■ Problem description ■
Set down the material below word for word, excluding the pictures.

■ Extracted information ■
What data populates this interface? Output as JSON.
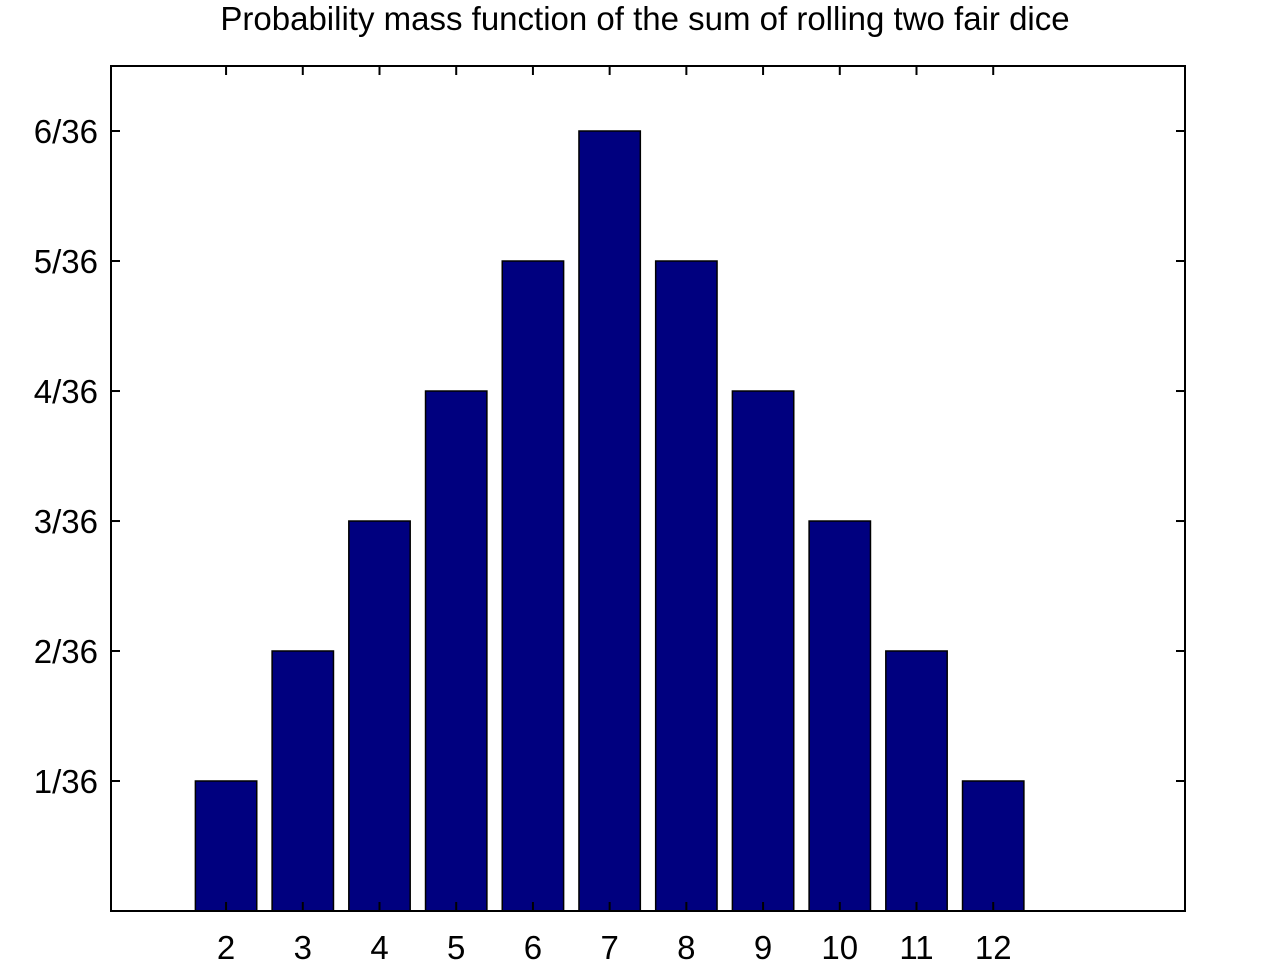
{
  "chart_data": {
    "type": "bar",
    "title": "Probability mass function of the sum of rolling two fair dice",
    "xlabel": "",
    "ylabel": "",
    "categories": [
      2,
      3,
      4,
      5,
      6,
      7,
      8,
      9,
      10,
      11,
      12
    ],
    "values": [
      0.02778,
      0.05556,
      0.08333,
      0.11111,
      0.13889,
      0.16667,
      0.13889,
      0.11111,
      0.08333,
      0.05556,
      0.02778
    ],
    "value_labels": [
      "1/36",
      "2/36",
      "3/36",
      "4/36",
      "5/36",
      "6/36",
      "5/36",
      "4/36",
      "3/36",
      "2/36",
      "1/36"
    ],
    "xlim": [
      0.5,
      14.5
    ],
    "ylim": [
      0,
      0.18056
    ],
    "xticks": [
      2,
      3,
      4,
      5,
      6,
      7,
      8,
      9,
      10,
      11,
      12
    ],
    "xtick_labels": [
      "2",
      "3",
      "4",
      "5",
      "6",
      "7",
      "8",
      "9",
      "10",
      "11",
      "12"
    ],
    "yticks": [
      0.02778,
      0.05556,
      0.08333,
      0.11111,
      0.13889,
      0.16667
    ],
    "ytick_labels": [
      "1/36",
      "2/36",
      "3/36",
      "4/36",
      "5/36",
      "6/36"
    ],
    "grid": false,
    "bar_color": "#00007f",
    "bar_edge_color": "#000000"
  }
}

■ Correct answer ■
What data populates this interface? Output as JSON.
{
  "chart_data": {
    "type": "bar",
    "title": "Probability mass function of the sum of rolling two fair dice",
    "xlabel": "",
    "ylabel": "",
    "categories": [
      2,
      3,
      4,
      5,
      6,
      7,
      8,
      9,
      10,
      11,
      12
    ],
    "values": [
      0.02778,
      0.05556,
      0.08333,
      0.11111,
      0.13889,
      0.16667,
      0.13889,
      0.11111,
      0.08333,
      0.05556,
      0.02778
    ],
    "value_labels": [
      "1/36",
      "2/36",
      "3/36",
      "4/36",
      "5/36",
      "6/36",
      "5/36",
      "4/36",
      "3/36",
      "2/36",
      "1/36"
    ],
    "xlim": [
      0.5,
      14.5
    ],
    "ylim": [
      0,
      0.18056
    ],
    "xticks": [
      2,
      3,
      4,
      5,
      6,
      7,
      8,
      9,
      10,
      11,
      12
    ],
    "xtick_labels": [
      "2",
      "3",
      "4",
      "5",
      "6",
      "7",
      "8",
      "9",
      "10",
      "11",
      "12"
    ],
    "yticks": [
      0.02778,
      0.05556,
      0.08333,
      0.11111,
      0.13889,
      0.16667
    ],
    "ytick_labels": [
      "1/36",
      "2/36",
      "3/36",
      "4/36",
      "5/36",
      "6/36"
    ],
    "grid": false,
    "bar_color": "#00007f",
    "bar_edge_color": "#000000"
  }
}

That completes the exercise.